Task details -
Transcribe all of the records precisely as they are presented.

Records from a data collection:
★ ★ ★ ★
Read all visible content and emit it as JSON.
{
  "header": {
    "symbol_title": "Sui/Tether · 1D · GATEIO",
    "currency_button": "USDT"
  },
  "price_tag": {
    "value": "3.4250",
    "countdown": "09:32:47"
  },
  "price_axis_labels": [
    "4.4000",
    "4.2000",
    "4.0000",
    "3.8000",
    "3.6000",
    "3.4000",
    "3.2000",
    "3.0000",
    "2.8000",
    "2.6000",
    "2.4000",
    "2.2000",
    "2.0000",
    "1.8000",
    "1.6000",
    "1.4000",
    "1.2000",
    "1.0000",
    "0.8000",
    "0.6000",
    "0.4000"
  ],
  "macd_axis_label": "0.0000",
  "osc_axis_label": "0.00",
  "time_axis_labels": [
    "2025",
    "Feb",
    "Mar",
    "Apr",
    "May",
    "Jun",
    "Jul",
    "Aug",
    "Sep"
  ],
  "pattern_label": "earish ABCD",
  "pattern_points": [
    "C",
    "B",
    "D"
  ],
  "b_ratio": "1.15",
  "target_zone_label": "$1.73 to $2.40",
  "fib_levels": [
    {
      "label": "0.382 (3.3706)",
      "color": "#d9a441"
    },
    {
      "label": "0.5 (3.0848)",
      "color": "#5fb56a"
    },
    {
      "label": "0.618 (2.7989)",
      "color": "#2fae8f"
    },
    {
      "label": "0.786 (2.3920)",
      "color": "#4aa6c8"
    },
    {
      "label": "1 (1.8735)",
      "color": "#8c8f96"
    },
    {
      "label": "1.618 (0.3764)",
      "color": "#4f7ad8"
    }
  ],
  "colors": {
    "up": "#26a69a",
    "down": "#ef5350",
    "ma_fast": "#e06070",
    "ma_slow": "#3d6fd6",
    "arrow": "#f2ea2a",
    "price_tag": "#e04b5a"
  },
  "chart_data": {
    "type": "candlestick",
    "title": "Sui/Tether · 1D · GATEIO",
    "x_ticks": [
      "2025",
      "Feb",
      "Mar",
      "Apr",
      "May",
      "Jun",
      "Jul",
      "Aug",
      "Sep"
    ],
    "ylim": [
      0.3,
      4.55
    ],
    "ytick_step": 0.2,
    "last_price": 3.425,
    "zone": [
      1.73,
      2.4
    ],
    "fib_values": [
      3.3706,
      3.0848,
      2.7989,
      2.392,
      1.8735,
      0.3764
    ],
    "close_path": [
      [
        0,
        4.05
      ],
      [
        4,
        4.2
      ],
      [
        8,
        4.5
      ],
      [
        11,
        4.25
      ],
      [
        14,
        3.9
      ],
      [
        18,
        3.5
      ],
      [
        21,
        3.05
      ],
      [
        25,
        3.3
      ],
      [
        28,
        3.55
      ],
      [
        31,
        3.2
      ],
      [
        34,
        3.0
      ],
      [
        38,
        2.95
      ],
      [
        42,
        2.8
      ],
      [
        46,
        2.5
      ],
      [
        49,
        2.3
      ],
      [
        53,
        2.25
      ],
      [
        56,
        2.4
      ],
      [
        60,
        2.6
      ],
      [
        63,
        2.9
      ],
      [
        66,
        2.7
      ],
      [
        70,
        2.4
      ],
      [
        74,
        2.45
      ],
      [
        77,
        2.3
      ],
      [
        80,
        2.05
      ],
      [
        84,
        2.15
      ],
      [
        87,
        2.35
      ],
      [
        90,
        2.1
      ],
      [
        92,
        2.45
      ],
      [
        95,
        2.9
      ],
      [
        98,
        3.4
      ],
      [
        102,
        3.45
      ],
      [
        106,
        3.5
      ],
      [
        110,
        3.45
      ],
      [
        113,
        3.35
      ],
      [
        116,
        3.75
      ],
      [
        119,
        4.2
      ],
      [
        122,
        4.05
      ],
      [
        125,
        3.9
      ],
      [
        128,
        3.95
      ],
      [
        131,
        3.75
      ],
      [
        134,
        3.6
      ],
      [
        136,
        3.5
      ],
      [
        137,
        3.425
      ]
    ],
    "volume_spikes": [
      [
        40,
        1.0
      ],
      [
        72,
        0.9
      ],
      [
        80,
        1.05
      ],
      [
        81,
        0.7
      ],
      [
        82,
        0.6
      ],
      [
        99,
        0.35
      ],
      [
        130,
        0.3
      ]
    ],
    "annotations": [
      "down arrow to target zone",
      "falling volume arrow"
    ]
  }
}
★ ★ ★ ★
Reply to the exercise -
Read all visible content and emit it as JSON.
{
  "header": {
    "symbol_title": "Sui/Tether · 1D · GATEIO",
    "currency_button": "USDT"
  },
  "price_tag": {
    "value": "3.4250",
    "countdown": "09:32:47"
  },
  "price_axis_labels": [
    "4.4000",
    "4.2000",
    "4.0000",
    "3.8000",
    "3.6000",
    "3.4000",
    "3.2000",
    "3.0000",
    "2.8000",
    "2.6000",
    "2.4000",
    "2.2000",
    "2.0000",
    "1.8000",
    "1.6000",
    "1.4000",
    "1.2000",
    "1.0000",
    "0.8000",
    "0.6000",
    "0.4000"
  ],
  "macd_axis_label": "0.0000",
  "osc_axis_label": "0.00",
  "time_axis_labels": [
    "2025",
    "Feb",
    "Mar",
    "Apr",
    "May",
    "Jun",
    "Jul",
    "Aug",
    "Sep"
  ],
  "pattern_label": "earish ABCD",
  "pattern_points": [
    "C",
    "B",
    "D"
  ],
  "b_ratio": "1.15",
  "target_zone_label": "$1.73 to $2.40",
  "fib_levels": [
    {
      "label": "0.382 (3.3706)",
      "color": "#d9a441"
    },
    {
      "label": "0.5 (3.0848)",
      "color": "#5fb56a"
    },
    {
      "label": "0.618 (2.7989)",
      "color": "#2fae8f"
    },
    {
      "label": "0.786 (2.3920)",
      "color": "#4aa6c8"
    },
    {
      "label": "1 (1.8735)",
      "color": "#8c8f96"
    },
    {
      "label": "1.618 (0.3764)",
      "color": "#4f7ad8"
    }
  ],
  "colors": {
    "up": "#26a69a",
    "down": "#ef5350",
    "ma_fast": "#e06070",
    "ma_slow": "#3d6fd6",
    "arrow": "#f2ea2a",
    "price_tag": "#e04b5a"
  },
  "chart_data": {
    "type": "candlestick",
    "title": "Sui/Tether · 1D · GATEIO",
    "x_ticks": [
      "2025",
      "Feb",
      "Mar",
      "Apr",
      "May",
      "Jun",
      "Jul",
      "Aug",
      "Sep"
    ],
    "ylim": [
      0.3,
      4.55
    ],
    "ytick_step": 0.2,
    "last_price": 3.425,
    "zone": [
      1.73,
      2.4
    ],
    "fib_values": [
      3.3706,
      3.0848,
      2.7989,
      2.392,
      1.8735,
      0.3764
    ],
    "close_path": [
      [
        0,
        4.05
      ],
      [
        4,
        4.2
      ],
      [
        8,
        4.5
      ],
      [
        11,
        4.25
      ],
      [
        14,
        3.9
      ],
      [
        18,
        3.5
      ],
      [
        21,
        3.05
      ],
      [
        25,
        3.3
      ],
      [
        28,
        3.55
      ],
      [
        31,
        3.2
      ],
      [
        34,
        3.0
      ],
      [
        38,
        2.95
      ],
      [
        42,
        2.8
      ],
      [
        46,
        2.5
      ],
      [
        49,
        2.3
      ],
      [
        53,
        2.25
      ],
      [
        56,
        2.4
      ],
      [
        60,
        2.6
      ],
      [
        63,
        2.9
      ],
      [
        66,
        2.7
      ],
      [
        70,
        2.4
      ],
      [
        74,
        2.45
      ],
      [
        77,
        2.3
      ],
      [
        80,
        2.05
      ],
      [
        84,
        2.15
      ],
      [
        87,
        2.35
      ],
      [
        90,
        2.1
      ],
      [
        92,
        2.45
      ],
      [
        95,
        2.9
      ],
      [
        98,
        3.4
      ],
      [
        102,
        3.45
      ],
      [
        106,
        3.5
      ],
      [
        110,
        3.45
      ],
      [
        113,
        3.35
      ],
      [
        116,
        3.75
      ],
      [
        119,
        4.2
      ],
      [
        122,
        4.05
      ],
      [
        125,
        3.9
      ],
      [
        128,
        3.95
      ],
      [
        131,
        3.75
      ],
      [
        134,
        3.6
      ],
      [
        136,
        3.5
      ],
      [
        137,
        3.425
      ]
    ],
    "volume_spikes": [
      [
        40,
        1.0
      ],
      [
        72,
        0.9
      ],
      [
        80,
        1.05
      ],
      [
        81,
        0.7
      ],
      [
        82,
        0.6
      ],
      [
        99,
        0.35
      ],
      [
        130,
        0.3
      ]
    ],
    "annotations": [
      "down arrow to target zone",
      "falling volume arrow"
    ]
  }
}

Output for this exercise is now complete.